■ DIRECTION ■
What lines of the data hold the string "star"? Pull each one out.

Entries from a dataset
++++++
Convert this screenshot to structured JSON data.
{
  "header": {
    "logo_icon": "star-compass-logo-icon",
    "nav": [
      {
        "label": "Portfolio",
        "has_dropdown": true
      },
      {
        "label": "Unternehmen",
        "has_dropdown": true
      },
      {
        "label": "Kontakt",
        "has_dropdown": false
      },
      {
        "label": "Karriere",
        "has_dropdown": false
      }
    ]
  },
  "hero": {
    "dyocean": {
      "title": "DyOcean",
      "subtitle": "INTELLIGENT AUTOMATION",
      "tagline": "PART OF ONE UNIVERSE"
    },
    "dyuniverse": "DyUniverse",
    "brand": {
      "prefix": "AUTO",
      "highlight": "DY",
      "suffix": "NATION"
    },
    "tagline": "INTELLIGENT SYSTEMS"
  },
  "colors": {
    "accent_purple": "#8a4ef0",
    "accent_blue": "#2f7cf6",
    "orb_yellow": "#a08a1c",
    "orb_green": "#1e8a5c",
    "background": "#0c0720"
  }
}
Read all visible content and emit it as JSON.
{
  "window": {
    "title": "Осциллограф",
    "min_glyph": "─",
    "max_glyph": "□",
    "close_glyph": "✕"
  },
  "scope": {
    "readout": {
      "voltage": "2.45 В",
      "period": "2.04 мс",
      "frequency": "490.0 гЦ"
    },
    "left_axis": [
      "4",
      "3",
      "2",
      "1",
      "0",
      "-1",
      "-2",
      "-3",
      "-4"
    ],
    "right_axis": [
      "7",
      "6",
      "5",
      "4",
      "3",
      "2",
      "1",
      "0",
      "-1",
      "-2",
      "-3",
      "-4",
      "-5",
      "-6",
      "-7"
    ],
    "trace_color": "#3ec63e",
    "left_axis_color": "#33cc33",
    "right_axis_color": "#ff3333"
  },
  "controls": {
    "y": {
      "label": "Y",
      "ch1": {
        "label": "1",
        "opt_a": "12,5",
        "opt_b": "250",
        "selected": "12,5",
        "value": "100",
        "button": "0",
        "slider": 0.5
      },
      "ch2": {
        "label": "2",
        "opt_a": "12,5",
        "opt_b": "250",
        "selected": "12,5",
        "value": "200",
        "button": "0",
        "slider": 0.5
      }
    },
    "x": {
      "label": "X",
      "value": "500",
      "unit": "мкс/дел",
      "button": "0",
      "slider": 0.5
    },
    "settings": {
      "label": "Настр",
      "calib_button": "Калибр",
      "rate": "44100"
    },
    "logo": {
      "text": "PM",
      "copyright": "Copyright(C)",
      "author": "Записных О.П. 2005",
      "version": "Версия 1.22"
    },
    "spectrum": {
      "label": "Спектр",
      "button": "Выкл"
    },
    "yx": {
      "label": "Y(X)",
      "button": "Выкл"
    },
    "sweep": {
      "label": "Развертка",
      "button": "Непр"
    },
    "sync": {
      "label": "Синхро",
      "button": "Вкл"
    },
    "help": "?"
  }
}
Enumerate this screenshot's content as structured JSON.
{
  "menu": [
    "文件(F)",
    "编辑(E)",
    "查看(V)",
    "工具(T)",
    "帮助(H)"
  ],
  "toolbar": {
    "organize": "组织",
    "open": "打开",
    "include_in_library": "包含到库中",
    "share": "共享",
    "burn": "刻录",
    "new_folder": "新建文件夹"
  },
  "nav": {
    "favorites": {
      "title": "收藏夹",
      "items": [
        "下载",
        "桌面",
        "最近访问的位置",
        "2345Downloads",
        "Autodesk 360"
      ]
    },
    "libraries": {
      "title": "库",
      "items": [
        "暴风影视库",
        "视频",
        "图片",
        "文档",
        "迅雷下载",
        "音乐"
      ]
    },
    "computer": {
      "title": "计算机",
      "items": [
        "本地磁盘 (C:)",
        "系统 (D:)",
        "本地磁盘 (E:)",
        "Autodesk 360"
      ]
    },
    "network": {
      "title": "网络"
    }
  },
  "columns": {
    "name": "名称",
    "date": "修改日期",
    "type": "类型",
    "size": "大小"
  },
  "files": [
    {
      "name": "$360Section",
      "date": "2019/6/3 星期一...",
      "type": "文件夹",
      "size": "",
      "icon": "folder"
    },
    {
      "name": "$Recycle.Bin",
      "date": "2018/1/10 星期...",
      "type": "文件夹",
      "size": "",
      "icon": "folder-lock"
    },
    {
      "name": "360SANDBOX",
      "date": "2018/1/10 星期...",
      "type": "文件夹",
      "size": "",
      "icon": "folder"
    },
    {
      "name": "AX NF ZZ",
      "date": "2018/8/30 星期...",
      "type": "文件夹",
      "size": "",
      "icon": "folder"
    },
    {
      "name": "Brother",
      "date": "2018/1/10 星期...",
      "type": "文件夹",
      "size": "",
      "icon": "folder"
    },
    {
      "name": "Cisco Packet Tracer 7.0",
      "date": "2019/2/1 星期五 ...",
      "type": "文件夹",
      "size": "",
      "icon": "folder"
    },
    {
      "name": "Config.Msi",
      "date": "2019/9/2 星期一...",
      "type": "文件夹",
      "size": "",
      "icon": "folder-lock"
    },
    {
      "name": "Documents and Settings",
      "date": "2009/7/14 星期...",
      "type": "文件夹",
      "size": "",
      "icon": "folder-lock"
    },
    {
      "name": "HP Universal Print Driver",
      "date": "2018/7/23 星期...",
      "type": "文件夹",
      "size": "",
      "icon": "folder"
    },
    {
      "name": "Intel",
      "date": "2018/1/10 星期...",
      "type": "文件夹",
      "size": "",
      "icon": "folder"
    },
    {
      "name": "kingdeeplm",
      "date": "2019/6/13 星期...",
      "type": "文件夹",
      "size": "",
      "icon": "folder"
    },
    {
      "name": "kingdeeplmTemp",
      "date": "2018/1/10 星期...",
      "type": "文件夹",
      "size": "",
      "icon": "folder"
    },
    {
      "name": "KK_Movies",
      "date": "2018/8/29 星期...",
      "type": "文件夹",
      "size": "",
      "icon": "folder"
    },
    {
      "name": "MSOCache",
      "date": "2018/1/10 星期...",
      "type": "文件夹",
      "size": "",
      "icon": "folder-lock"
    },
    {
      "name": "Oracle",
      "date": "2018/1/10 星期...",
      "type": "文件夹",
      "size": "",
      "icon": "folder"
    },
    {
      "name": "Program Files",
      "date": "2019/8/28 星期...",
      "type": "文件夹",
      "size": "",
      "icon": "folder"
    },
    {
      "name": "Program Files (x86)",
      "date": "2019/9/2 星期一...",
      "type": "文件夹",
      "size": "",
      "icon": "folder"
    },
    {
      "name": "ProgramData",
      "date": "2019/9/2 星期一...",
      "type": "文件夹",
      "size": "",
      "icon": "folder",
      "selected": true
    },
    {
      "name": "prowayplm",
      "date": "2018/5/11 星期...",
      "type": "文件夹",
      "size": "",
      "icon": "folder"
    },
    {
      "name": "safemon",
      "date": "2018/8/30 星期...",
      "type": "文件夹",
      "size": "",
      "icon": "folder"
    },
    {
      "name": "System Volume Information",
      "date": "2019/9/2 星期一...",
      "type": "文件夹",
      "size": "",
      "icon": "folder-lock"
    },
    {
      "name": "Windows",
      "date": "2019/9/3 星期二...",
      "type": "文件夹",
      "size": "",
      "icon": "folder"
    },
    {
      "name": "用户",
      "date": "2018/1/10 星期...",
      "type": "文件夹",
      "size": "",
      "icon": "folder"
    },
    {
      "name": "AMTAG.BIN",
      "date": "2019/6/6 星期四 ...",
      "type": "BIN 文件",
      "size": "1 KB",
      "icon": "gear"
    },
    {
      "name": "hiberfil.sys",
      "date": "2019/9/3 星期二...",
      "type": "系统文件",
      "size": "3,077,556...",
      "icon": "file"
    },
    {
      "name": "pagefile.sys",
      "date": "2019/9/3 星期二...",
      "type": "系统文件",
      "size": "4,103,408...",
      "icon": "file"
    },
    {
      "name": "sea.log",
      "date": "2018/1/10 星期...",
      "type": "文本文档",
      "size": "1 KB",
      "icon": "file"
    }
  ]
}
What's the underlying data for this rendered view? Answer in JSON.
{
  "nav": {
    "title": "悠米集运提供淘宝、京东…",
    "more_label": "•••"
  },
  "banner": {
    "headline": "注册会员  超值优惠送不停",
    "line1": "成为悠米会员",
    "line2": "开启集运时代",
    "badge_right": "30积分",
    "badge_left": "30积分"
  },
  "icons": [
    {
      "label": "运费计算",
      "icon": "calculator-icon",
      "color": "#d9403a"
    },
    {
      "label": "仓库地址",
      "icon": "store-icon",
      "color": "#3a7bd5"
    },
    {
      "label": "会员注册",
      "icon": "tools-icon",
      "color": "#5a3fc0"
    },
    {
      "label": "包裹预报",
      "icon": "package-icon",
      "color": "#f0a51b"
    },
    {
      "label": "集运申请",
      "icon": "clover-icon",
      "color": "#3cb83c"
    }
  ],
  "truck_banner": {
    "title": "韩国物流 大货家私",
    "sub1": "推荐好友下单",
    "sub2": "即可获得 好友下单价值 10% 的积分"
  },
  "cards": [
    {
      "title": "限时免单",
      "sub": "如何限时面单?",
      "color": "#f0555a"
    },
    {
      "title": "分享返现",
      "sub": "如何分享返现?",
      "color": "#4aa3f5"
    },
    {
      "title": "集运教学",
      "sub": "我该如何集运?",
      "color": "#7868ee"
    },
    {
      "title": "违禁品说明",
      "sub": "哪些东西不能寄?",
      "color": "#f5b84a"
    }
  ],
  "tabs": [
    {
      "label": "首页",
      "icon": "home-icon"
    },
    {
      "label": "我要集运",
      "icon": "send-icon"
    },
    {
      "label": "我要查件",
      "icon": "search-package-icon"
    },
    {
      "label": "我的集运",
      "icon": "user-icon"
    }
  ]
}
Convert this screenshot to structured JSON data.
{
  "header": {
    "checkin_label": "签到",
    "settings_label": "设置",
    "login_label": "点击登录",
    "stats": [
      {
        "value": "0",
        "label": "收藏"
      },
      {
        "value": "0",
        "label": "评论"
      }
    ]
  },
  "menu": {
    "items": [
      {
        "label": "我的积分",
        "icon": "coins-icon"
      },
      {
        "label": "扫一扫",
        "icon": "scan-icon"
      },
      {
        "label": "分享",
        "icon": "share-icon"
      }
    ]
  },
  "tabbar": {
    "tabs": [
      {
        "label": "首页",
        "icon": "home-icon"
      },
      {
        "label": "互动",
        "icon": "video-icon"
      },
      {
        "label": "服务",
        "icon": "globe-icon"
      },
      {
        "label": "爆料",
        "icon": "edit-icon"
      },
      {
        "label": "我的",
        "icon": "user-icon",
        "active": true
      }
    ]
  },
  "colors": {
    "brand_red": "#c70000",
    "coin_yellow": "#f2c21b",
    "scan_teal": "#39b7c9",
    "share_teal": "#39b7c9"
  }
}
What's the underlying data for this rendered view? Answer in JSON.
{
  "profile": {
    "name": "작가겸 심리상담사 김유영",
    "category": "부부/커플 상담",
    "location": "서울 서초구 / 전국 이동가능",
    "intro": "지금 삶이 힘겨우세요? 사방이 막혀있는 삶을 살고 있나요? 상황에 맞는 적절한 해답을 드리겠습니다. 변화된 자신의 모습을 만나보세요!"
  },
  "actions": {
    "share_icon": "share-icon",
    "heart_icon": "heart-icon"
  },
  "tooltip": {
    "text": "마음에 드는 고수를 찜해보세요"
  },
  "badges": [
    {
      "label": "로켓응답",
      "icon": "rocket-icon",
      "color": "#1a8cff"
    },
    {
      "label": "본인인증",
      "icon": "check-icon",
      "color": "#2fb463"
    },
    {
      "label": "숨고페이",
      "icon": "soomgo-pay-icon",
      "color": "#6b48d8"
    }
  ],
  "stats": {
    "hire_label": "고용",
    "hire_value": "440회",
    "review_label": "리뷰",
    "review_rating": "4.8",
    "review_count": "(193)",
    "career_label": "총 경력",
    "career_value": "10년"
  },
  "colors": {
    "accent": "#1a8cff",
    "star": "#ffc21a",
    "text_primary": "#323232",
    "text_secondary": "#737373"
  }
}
++++++
■ FINAL RESULT ■
    "logo_icon": "star-compass-logo-icon",
    "star": "#ffc21a",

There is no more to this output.